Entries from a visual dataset

◆ ◆ ◆ ◆ ◆

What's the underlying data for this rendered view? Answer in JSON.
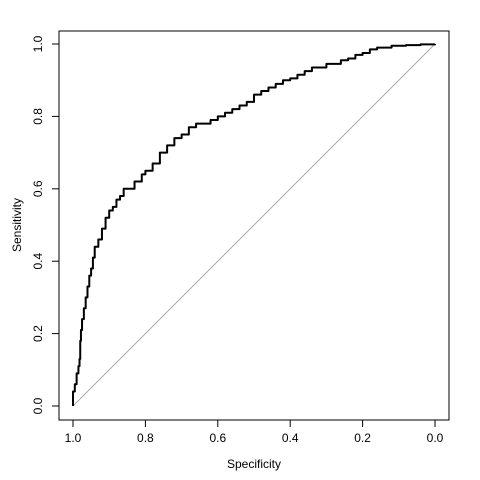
{
  "chart_data": {
    "type": "line",
    "xlabel": "Specificity",
    "ylabel": "Sensitivity",
    "xlim": [
      1.0,
      0.0
    ],
    "ylim": [
      0.0,
      1.0
    ],
    "x_reversed": true,
    "x_ticks": [
      1.0,
      0.8,
      0.6,
      0.4,
      0.2,
      0.0
    ],
    "x_tick_labels": [
      "1.0",
      "0.8",
      "0.6",
      "0.4",
      "0.2",
      "0.0"
    ],
    "y_ticks": [
      0.0,
      0.2,
      0.4,
      0.6,
      0.8,
      1.0
    ],
    "y_tick_labels": [
      "0.0",
      "0.2",
      "0.4",
      "0.6",
      "0.8",
      "1.0"
    ],
    "grid": false,
    "legend": "none",
    "colors": {
      "curve": "#000000",
      "diagonal": "#aaaaaa",
      "frame": "#000000"
    },
    "reference_line": {
      "from": [
        1.0,
        0.0
      ],
      "to": [
        0.0,
        1.0
      ]
    },
    "series": [
      {
        "points": [
          [
            1.0,
            0.0
          ],
          [
            1.0,
            0.04
          ],
          [
            0.995,
            0.06
          ],
          [
            0.99,
            0.09
          ],
          [
            0.985,
            0.11
          ],
          [
            0.982,
            0.13
          ],
          [
            0.98,
            0.18
          ],
          [
            0.978,
            0.21
          ],
          [
            0.975,
            0.24
          ],
          [
            0.97,
            0.27
          ],
          [
            0.965,
            0.3
          ],
          [
            0.96,
            0.33
          ],
          [
            0.955,
            0.36
          ],
          [
            0.95,
            0.38
          ],
          [
            0.945,
            0.41
          ],
          [
            0.94,
            0.44
          ],
          [
            0.93,
            0.46
          ],
          [
            0.92,
            0.49
          ],
          [
            0.91,
            0.52
          ],
          [
            0.9,
            0.54
          ],
          [
            0.89,
            0.55
          ],
          [
            0.88,
            0.57
          ],
          [
            0.87,
            0.58
          ],
          [
            0.86,
            0.6
          ],
          [
            0.85,
            0.6
          ],
          [
            0.83,
            0.62
          ],
          [
            0.81,
            0.64
          ],
          [
            0.8,
            0.65
          ],
          [
            0.78,
            0.67
          ],
          [
            0.76,
            0.7
          ],
          [
            0.74,
            0.72
          ],
          [
            0.72,
            0.74
          ],
          [
            0.7,
            0.75
          ],
          [
            0.68,
            0.77
          ],
          [
            0.66,
            0.78
          ],
          [
            0.64,
            0.78
          ],
          [
            0.62,
            0.79
          ],
          [
            0.6,
            0.8
          ],
          [
            0.58,
            0.81
          ],
          [
            0.56,
            0.82
          ],
          [
            0.54,
            0.83
          ],
          [
            0.52,
            0.84
          ],
          [
            0.5,
            0.86
          ],
          [
            0.48,
            0.87
          ],
          [
            0.46,
            0.88
          ],
          [
            0.44,
            0.89
          ],
          [
            0.42,
            0.9
          ],
          [
            0.4,
            0.905
          ],
          [
            0.38,
            0.915
          ],
          [
            0.36,
            0.925
          ],
          [
            0.34,
            0.935
          ],
          [
            0.3,
            0.945
          ],
          [
            0.26,
            0.955
          ],
          [
            0.24,
            0.96
          ],
          [
            0.22,
            0.97
          ],
          [
            0.2,
            0.975
          ],
          [
            0.18,
            0.985
          ],
          [
            0.16,
            0.99
          ],
          [
            0.12,
            0.995
          ],
          [
            0.08,
            0.997
          ],
          [
            0.04,
            0.999
          ],
          [
            0.0,
            1.0
          ]
        ]
      }
    ]
  }
}
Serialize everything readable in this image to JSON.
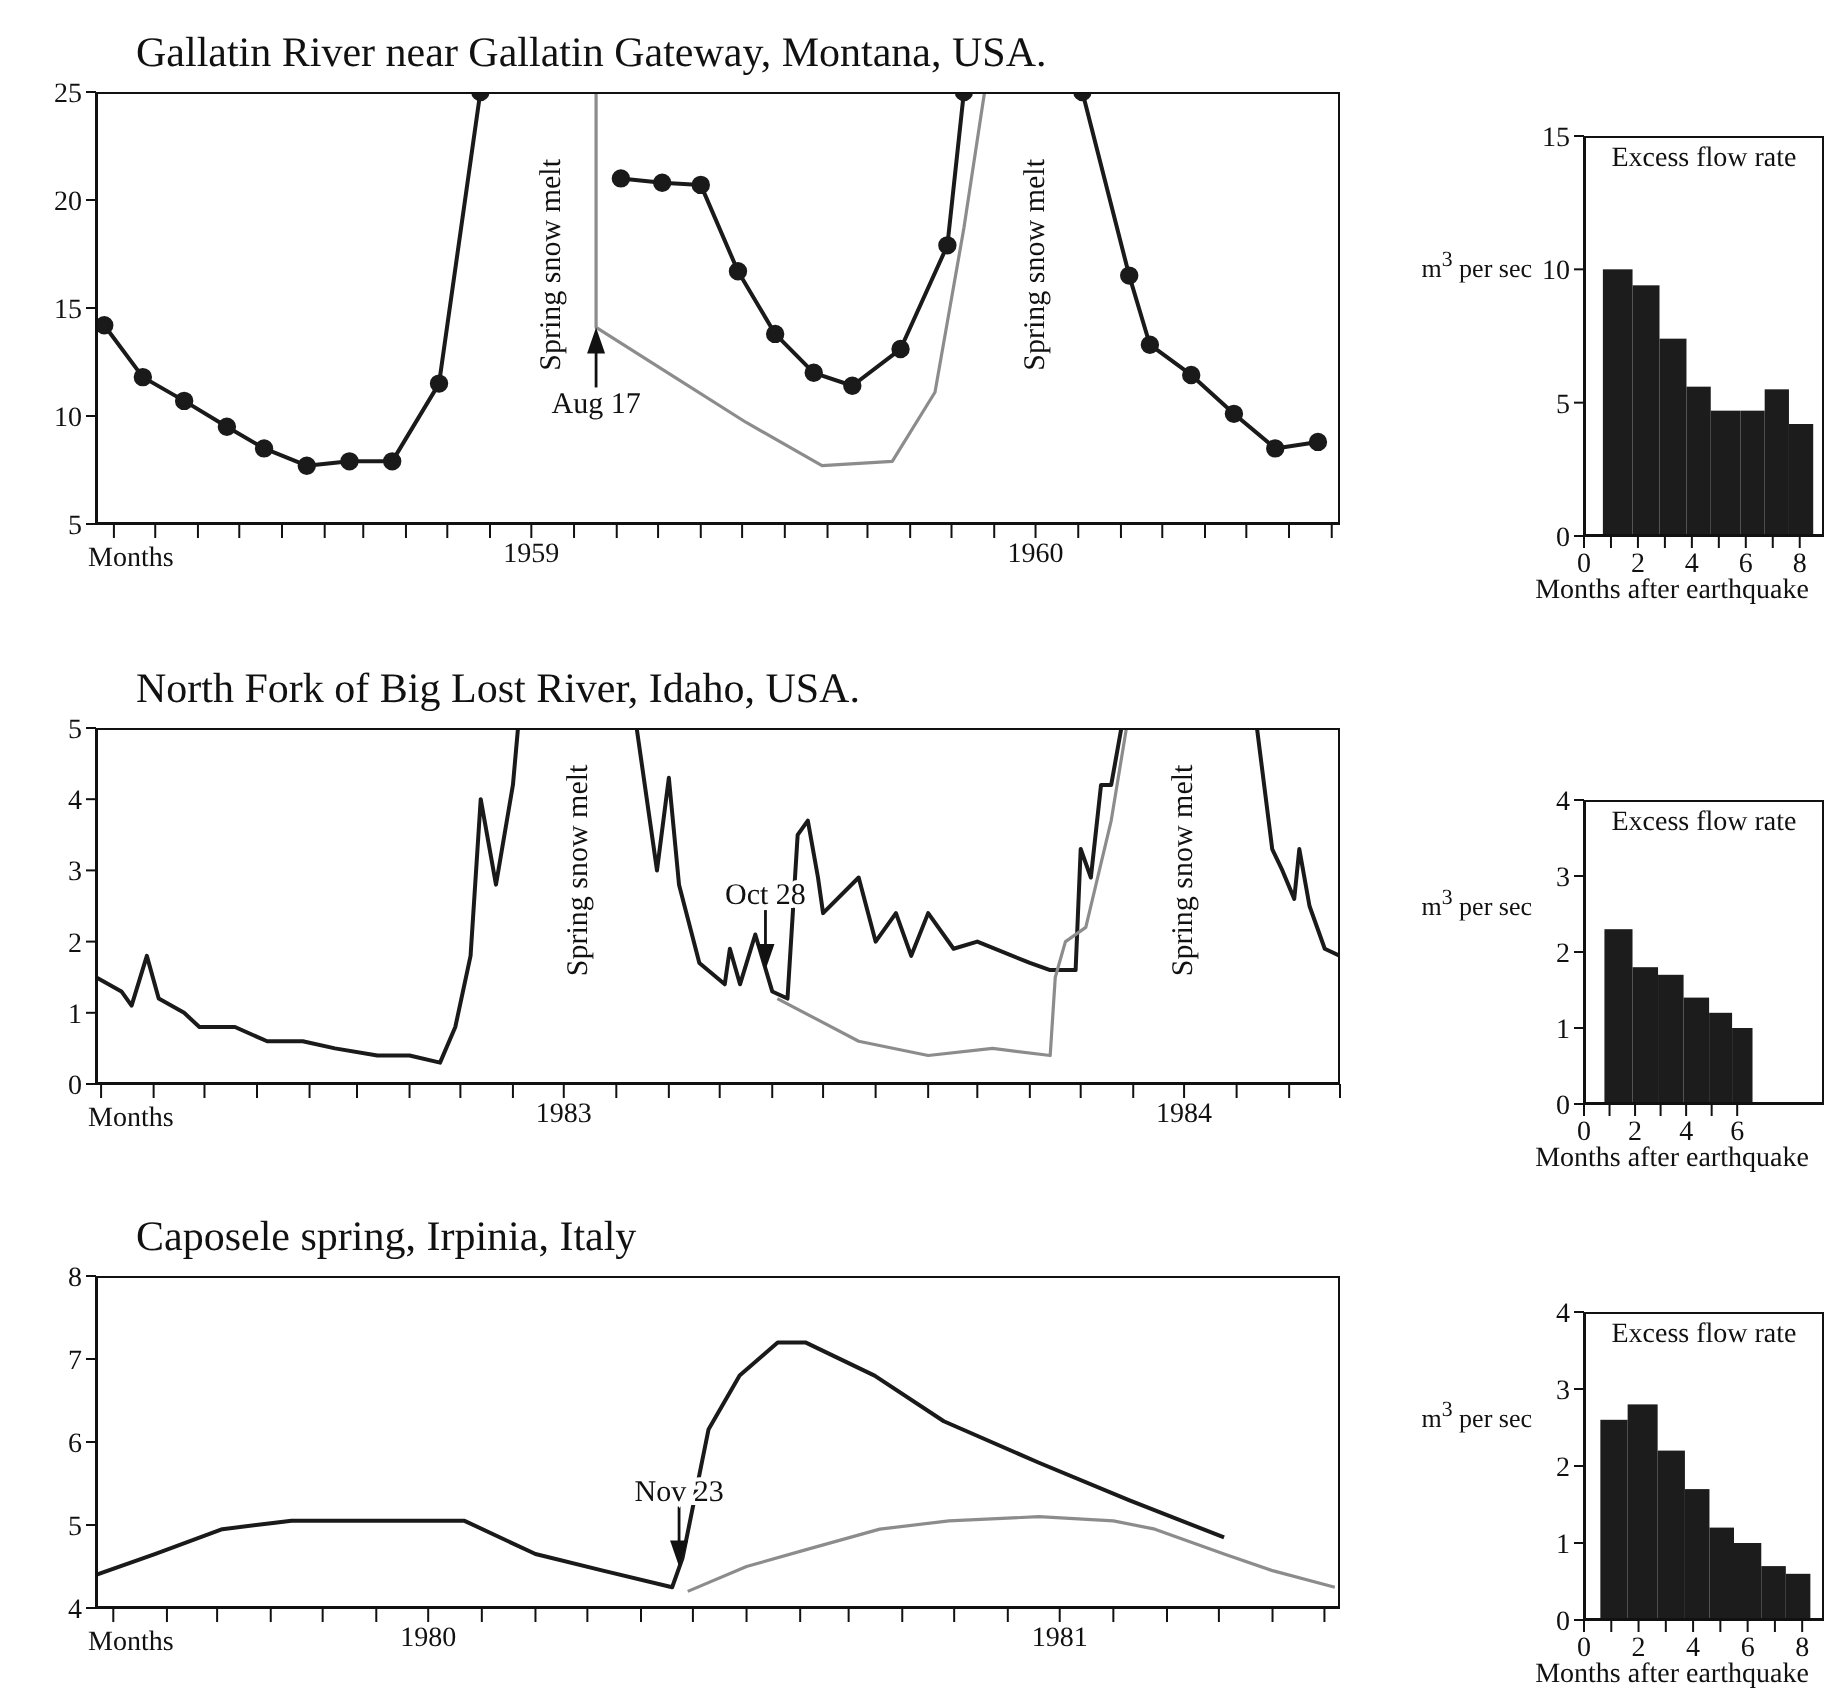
{
  "chart_data": [
    {
      "type": "line",
      "title": "Gallatin River near Gallatin Gateway, Montana, USA.",
      "xlabel": "Months",
      "xlim": [
        "1958-08-19",
        "1961-02-07"
      ],
      "ylim": [
        5,
        25
      ],
      "yticks": [
        5,
        10,
        15,
        20,
        25
      ],
      "xticks": [
        {
          "value": "1958-09",
          "label": null
        },
        {
          "value": "1958-10",
          "label": null
        },
        {
          "value": "1958-11",
          "label": null
        },
        {
          "value": "1958-12",
          "label": null
        },
        {
          "value": "1959-01",
          "label": null
        },
        {
          "value": "1959-02",
          "label": null
        },
        {
          "value": "1959-03",
          "label": null
        },
        {
          "value": "1959-04",
          "label": null
        },
        {
          "value": "1959-05",
          "label": null
        },
        {
          "value": "1959-06",
          "label": null
        },
        {
          "value": "1959-07",
          "label": "1959"
        },
        {
          "value": "1959-08",
          "label": null
        },
        {
          "value": "1959-09",
          "label": null
        },
        {
          "value": "1959-10",
          "label": null
        },
        {
          "value": "1959-11",
          "label": null
        },
        {
          "value": "1959-12",
          "label": null
        },
        {
          "value": "1960-01",
          "label": null
        },
        {
          "value": "1960-02",
          "label": null
        },
        {
          "value": "1960-03",
          "label": null
        },
        {
          "value": "1960-04",
          "label": null
        },
        {
          "value": "1960-05",
          "label": null
        },
        {
          "value": "1960-06",
          "label": null
        },
        {
          "value": "1960-07",
          "label": "1960"
        },
        {
          "value": "1960-08",
          "label": null
        },
        {
          "value": "1960-09",
          "label": null
        },
        {
          "value": "1960-10",
          "label": null
        },
        {
          "value": "1960-11",
          "label": null
        },
        {
          "value": "1960-12",
          "label": null
        },
        {
          "value": "1961-01",
          "label": null
        },
        {
          "value": "1961-02",
          "label": null
        }
      ],
      "series": [
        {
          "color": "#1a1a1a",
          "marker": "circle",
          "x": [
            "1958-08-25",
            "1958-09-22",
            "1958-10-22",
            "1958-11-22",
            "1958-12-19",
            "1959-01-19",
            "1959-02-19",
            "1959-03-22",
            "1959-04-25",
            "1959-05-25",
            "1959-07-16",
            "1959-09-04",
            "1959-10-04",
            "1959-11-01",
            "1959-11-28",
            "1959-12-25",
            "1960-01-22",
            "1960-02-19",
            "1960-03-25",
            "1960-04-28",
            "1960-05-10",
            "1960-07-01",
            "1960-08-04",
            "1960-09-07",
            "1960-09-22",
            "1960-10-22",
            "1960-11-22",
            "1960-12-22",
            "1961-01-22"
          ],
          "values": [
            14.2,
            11.8,
            10.7,
            9.5,
            8.5,
            7.7,
            7.9,
            7.9,
            11.5,
            25,
            null,
            21.0,
            20.8,
            20.7,
            16.7,
            13.8,
            12.0,
            11.4,
            13.1,
            17.9,
            25,
            null,
            25,
            16.5,
            13.3,
            11.9,
            10.1,
            8.5,
            8.8
          ]
        },
        {
          "color": "#8c8c8c",
          "x": [
            "1959-08-17",
            "1959-08-17",
            "1959-10-13",
            "1959-12-04",
            "1960-01-28",
            "1960-03-19",
            "1960-04-19",
            "1960-05-10",
            "1960-05-25"
          ],
          "values": [
            25,
            14.1,
            11.8,
            9.7,
            7.7,
            7.9,
            11.1,
            18.7,
            25
          ]
        }
      ],
      "annotations": [
        "Spring snow melt",
        "Spring snow melt",
        {
          "text": "Aug 17",
          "x": "1959-08-17",
          "y": 14.1
        }
      ]
    },
    {
      "type": "histogram",
      "title": "Excess flow rate",
      "xlabel": "Months after earthquake",
      "ylabel": "m$^{3}$ per sec",
      "bins": [
        0.7,
        1.8,
        2.8,
        3.8,
        4.7,
        5.8,
        6.7,
        7.6,
        8.5
      ],
      "values": [
        10,
        9.4,
        7.4,
        5.6,
        4.7,
        4.7,
        5.5,
        4.2
      ],
      "color": "#1c1c1c",
      "xlim": [
        0,
        8.9
      ],
      "xticks": [
        0,
        {
          "value": 1,
          "label": null
        },
        2,
        {
          "value": 3,
          "label": null
        },
        4,
        {
          "value": 5,
          "label": null
        },
        6,
        {
          "value": 7,
          "label": null
        },
        8
      ],
      "ylim": [
        0,
        15
      ],
      "yticks": [
        0,
        5,
        10,
        15
      ]
    },
    {
      "type": "line",
      "title": "North Fork of Big Lost River, Idaho, USA.",
      "xlabel": "Months",
      "xlim": [
        "1982-09-28",
        "1984-10-01"
      ],
      "ylim": [
        0,
        5
      ],
      "yticks": [
        0,
        1,
        2,
        3,
        4,
        5
      ],
      "xticks": [
        {
          "value": "1982-10",
          "label": null
        },
        {
          "value": "1982-11",
          "label": null
        },
        {
          "value": "1982-12",
          "label": null
        },
        {
          "value": "1983-01",
          "label": null
        },
        {
          "value": "1983-02",
          "label": null
        },
        {
          "value": "1983-03",
          "label": null
        },
        {
          "value": "1983-04",
          "label": null
        },
        {
          "value": "1983-05",
          "label": null
        },
        {
          "value": "1983-06",
          "label": null
        },
        {
          "value": "1983-07",
          "label": "1983"
        },
        {
          "value": "1983-08",
          "label": null
        },
        {
          "value": "1983-09",
          "label": null
        },
        {
          "value": "1983-10",
          "label": null
        },
        {
          "value": "1983-11",
          "label": null
        },
        {
          "value": "1983-12",
          "label": null
        },
        {
          "value": "1984-01",
          "label": null
        },
        {
          "value": "1984-02",
          "label": null
        },
        {
          "value": "1984-03",
          "label": null
        },
        {
          "value": "1984-04",
          "label": null
        },
        {
          "value": "1984-05",
          "label": null
        },
        {
          "value": "1984-06",
          "label": null
        },
        {
          "value": "1984-07",
          "label": "1984"
        },
        {
          "value": "1984-08",
          "label": null
        },
        {
          "value": "1984-09",
          "label": null
        },
        {
          "value": "1984-10",
          "label": null
        }
      ],
      "series": [
        {
          "color": "#1a1a1a",
          "x": [
            "1982-09-28",
            "1982-10-13",
            "1982-10-19",
            "1982-10-28",
            "1982-11-04",
            "1982-11-19",
            "1982-11-28",
            "1982-12-19",
            "1983-01-07",
            "1983-01-28",
            "1983-02-16",
            "1983-03-13",
            "1983-04-01",
            "1983-04-19",
            "1983-04-28",
            "1983-05-07",
            "1983-05-13",
            "1983-05-22",
            "1983-06-01",
            "1983-06-04",
            "1983-07-10",
            "1983-08-13",
            "1983-08-25",
            "1983-09-01",
            "1983-09-07",
            "1983-09-19",
            "1983-10-04",
            "1983-10-07",
            "1983-10-13",
            "1983-10-22",
            "1983-11-01",
            "1983-11-10",
            "1983-11-16",
            "1983-11-22",
            "1983-11-28",
            "1983-12-01",
            "1983-12-22",
            "1984-01-01",
            "1984-01-13",
            "1984-01-22",
            "1984-02-01",
            "1984-02-16",
            "1984-03-01",
            "1984-04-01",
            "1984-04-13",
            "1984-04-28",
            "1984-05-01",
            "1984-05-07",
            "1984-05-13",
            "1984-05-19",
            "1984-05-25",
            "1984-07-01",
            "1984-08-13",
            "1984-08-22",
            "1984-08-28",
            "1984-09-04",
            "1984-09-07",
            "1984-09-13",
            "1984-09-22",
            "1984-10-01"
          ],
          "values": [
            1.5,
            1.3,
            1.1,
            1.8,
            1.2,
            1.0,
            0.8,
            0.8,
            0.6,
            0.6,
            0.5,
            0.4,
            0.4,
            0.3,
            0.8,
            1.8,
            4.0,
            2.8,
            4.2,
            5,
            null,
            5,
            3.0,
            4.3,
            2.8,
            1.7,
            1.4,
            1.9,
            1.4,
            2.1,
            1.3,
            1.2,
            3.5,
            3.7,
            2.9,
            2.4,
            2.9,
            2.0,
            2.4,
            1.8,
            2.4,
            1.9,
            2.0,
            1.7,
            1.6,
            1.6,
            3.3,
            2.9,
            4.2,
            4.2,
            5,
            null,
            5,
            3.3,
            3.0,
            2.6,
            3.3,
            2.5,
            1.9,
            1.8
          ]
        },
        {
          "color": "#8c8c8c",
          "x": [
            "1983-11-04",
            "1983-11-28",
            "1983-12-22",
            "1984-02-01",
            "1984-03-10",
            "1984-04-13",
            "1984-04-16",
            "1984-04-22",
            "1984-05-04",
            "1984-05-19",
            "1984-05-28"
          ],
          "values": [
            1.2,
            0.9,
            0.6,
            0.4,
            0.5,
            0.4,
            1.5,
            2.0,
            2.2,
            3.7,
            5
          ]
        }
      ],
      "annotations": [
        "Spring snow melt",
        "Spring snow melt",
        {
          "text": "Oct 28",
          "x": "1983-10-28",
          "y": 1.6
        }
      ]
    },
    {
      "type": "histogram",
      "title": "Excess flow rate",
      "xlabel": "Months after earthquake",
      "ylabel": "m$^{3}$ per sec",
      "bins": [
        0.8,
        1.9,
        2.9,
        3.9,
        4.9,
        5.8,
        6.6
      ],
      "values": [
        2.3,
        1.8,
        1.7,
        1.4,
        1.2,
        1.0
      ],
      "color": "#1c1c1c",
      "xlim": [
        0,
        9.4
      ],
      "xticks": [
        0,
        {
          "value": 1,
          "label": null
        },
        2,
        {
          "value": 3,
          "label": null
        },
        4,
        {
          "value": 5,
          "label": null
        },
        6
      ],
      "ylim": [
        0,
        4
      ],
      "yticks": [
        0,
        1,
        2,
        3,
        4
      ]
    },
    {
      "type": "line",
      "title": "Caposele spring, Irpinia, Italy",
      "xlabel": "Months",
      "xlim": [
        "1979-12-22",
        "1981-12-10"
      ],
      "ylim": [
        4,
        8
      ],
      "yticks": [
        4,
        5,
        6,
        7,
        8
      ],
      "xticks": [
        {
          "value": "1980-01",
          "label": null
        },
        {
          "value": "1980-02",
          "label": null
        },
        {
          "value": "1980-03",
          "label": null
        },
        {
          "value": "1980-04",
          "label": null
        },
        {
          "value": "1980-05",
          "label": null
        },
        {
          "value": "1980-06",
          "label": null
        },
        {
          "value": "1980-07",
          "label": "1980"
        },
        {
          "value": "1980-08",
          "label": null
        },
        {
          "value": "1980-09",
          "label": null
        },
        {
          "value": "1980-10",
          "label": null
        },
        {
          "value": "1980-11",
          "label": null
        },
        {
          "value": "1980-12",
          "label": null
        },
        {
          "value": "1981-01",
          "label": null
        },
        {
          "value": "1981-02",
          "label": null
        },
        {
          "value": "1981-03",
          "label": null
        },
        {
          "value": "1981-04",
          "label": null
        },
        {
          "value": "1981-05",
          "label": null
        },
        {
          "value": "1981-06",
          "label": null
        },
        {
          "value": "1981-07",
          "label": "1981"
        },
        {
          "value": "1981-08",
          "label": null
        },
        {
          "value": "1981-09",
          "label": null
        },
        {
          "value": "1981-10",
          "label": null
        },
        {
          "value": "1981-11",
          "label": null
        },
        {
          "value": "1981-12",
          "label": null
        }
      ],
      "series": [
        {
          "color": "#1a1a1a",
          "x": [
            "1979-12-22",
            "1980-01-25",
            "1980-03-04",
            "1980-04-13",
            "1980-06-04",
            "1980-07-22",
            "1980-09-01",
            "1980-10-10",
            "1980-11-19",
            "1980-11-25",
            "1980-12-10",
            "1980-12-28",
            "1981-01-19",
            "1981-02-04",
            "1981-03-16",
            "1981-04-25",
            "1981-06-19",
            "1981-08-10",
            "1981-10-04"
          ],
          "values": [
            4.4,
            4.65,
            4.95,
            5.05,
            5.05,
            5.05,
            4.65,
            4.45,
            4.25,
            4.6,
            6.15,
            6.8,
            7.2,
            7.2,
            6.8,
            6.25,
            5.75,
            5.3,
            4.85
          ]
        },
        {
          "color": "#8c8c8c",
          "x": [
            "1980-11-28",
            "1981-01-01",
            "1981-02-04",
            "1981-03-19",
            "1981-04-28",
            "1981-06-19",
            "1981-08-01",
            "1981-08-25",
            "1981-10-04",
            "1981-11-01",
            "1981-12-07"
          ],
          "values": [
            4.2,
            4.5,
            4.7,
            4.95,
            5.05,
            5.1,
            5.05,
            4.95,
            4.65,
            4.45,
            4.25
          ]
        }
      ],
      "annotations": [
        {
          "text": "Nov 23",
          "x": "1980-11-23",
          "y": 4.5
        }
      ]
    },
    {
      "type": "histogram",
      "title": "Excess flow rate",
      "xlabel": "Months after earthquake",
      "ylabel": "m$^{3}$ per sec",
      "bins": [
        0.6,
        1.6,
        2.7,
        3.7,
        4.6,
        5.5,
        6.5,
        7.4,
        8.3
      ],
      "values": [
        2.6,
        2.8,
        2.2,
        1.7,
        1.2,
        1.0,
        0.7,
        0.6
      ],
      "color": "#1c1c1c",
      "xlim": [
        0,
        8.8
      ],
      "xticks": [
        0,
        {
          "value": 1,
          "label": null
        },
        2,
        {
          "value": 3,
          "label": null
        },
        4,
        {
          "value": 5,
          "label": null
        },
        6,
        {
          "value": 7,
          "label": null
        },
        8
      ],
      "ylim": [
        0,
        4
      ],
      "yticks": [
        0,
        1,
        2,
        3,
        4
      ]
    }
  ]
}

◆ ◆ ◆ ◆ ◆

Search the lines for the string "this" and copy every line that has it.

What's the underlying data for this rendered view? Answer in JSON.
Serialize everything readable in this image to JSON.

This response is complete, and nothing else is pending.